◆ YOUR INSTRUCTIONS:
Each line of the listing below should be restated word for word.

STUDY MATERIAL below:

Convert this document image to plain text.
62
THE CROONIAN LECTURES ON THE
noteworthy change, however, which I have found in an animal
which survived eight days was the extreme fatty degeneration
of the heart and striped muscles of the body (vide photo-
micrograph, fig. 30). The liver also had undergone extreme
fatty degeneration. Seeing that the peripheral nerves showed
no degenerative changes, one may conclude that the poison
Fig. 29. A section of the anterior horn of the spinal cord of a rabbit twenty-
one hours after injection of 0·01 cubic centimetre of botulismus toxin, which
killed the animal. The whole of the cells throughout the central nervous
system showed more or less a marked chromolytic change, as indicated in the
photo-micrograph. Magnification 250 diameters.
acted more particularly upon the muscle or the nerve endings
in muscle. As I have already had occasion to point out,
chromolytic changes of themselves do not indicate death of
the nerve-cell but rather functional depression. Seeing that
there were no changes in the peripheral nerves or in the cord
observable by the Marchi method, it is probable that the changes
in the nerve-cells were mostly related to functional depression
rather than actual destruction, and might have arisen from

End of STUDY MATERIAL.

◆ THE COMPLETED TASK:
Convert this document image to plain text.
62
THE CROONIAN LECTURES ON THE
noteworthy change, however, which I have found in an animal
which survived eight days was the extreme fatty degeneration
of the heart and striped muscles of the body (vide photo-
micrograph, fig. 30). The liver also had undergone extreme
fatty degeneration. Seeing that the peripheral nerves showed
no degenerative changes, one may conclude that the poison
Fig. 29. A section of the anterior horn of the spinal cord of a rabbit twenty-
one hours after injection of 0·01 cubic centimetre of botulismus toxin, which
killed the animal. The whole of the cells throughout the central nervous
system showed more or less a marked chromolytic change, as indicated in the
photo-micrograph. Magnification 250 diameters.
acted more particularly upon the muscle or the nerve endings
in muscle. As I have already had occasion to point out,
chromolytic changes of themselves do not indicate death of
the nerve-cell but rather functional depression. Seeing that
there were no changes in the peripheral nerves or in the cord
observable by the Marchi method, it is probable that the changes
in the nerve-cells were mostly related to functional depression
rather than actual destruction, and might have arisen from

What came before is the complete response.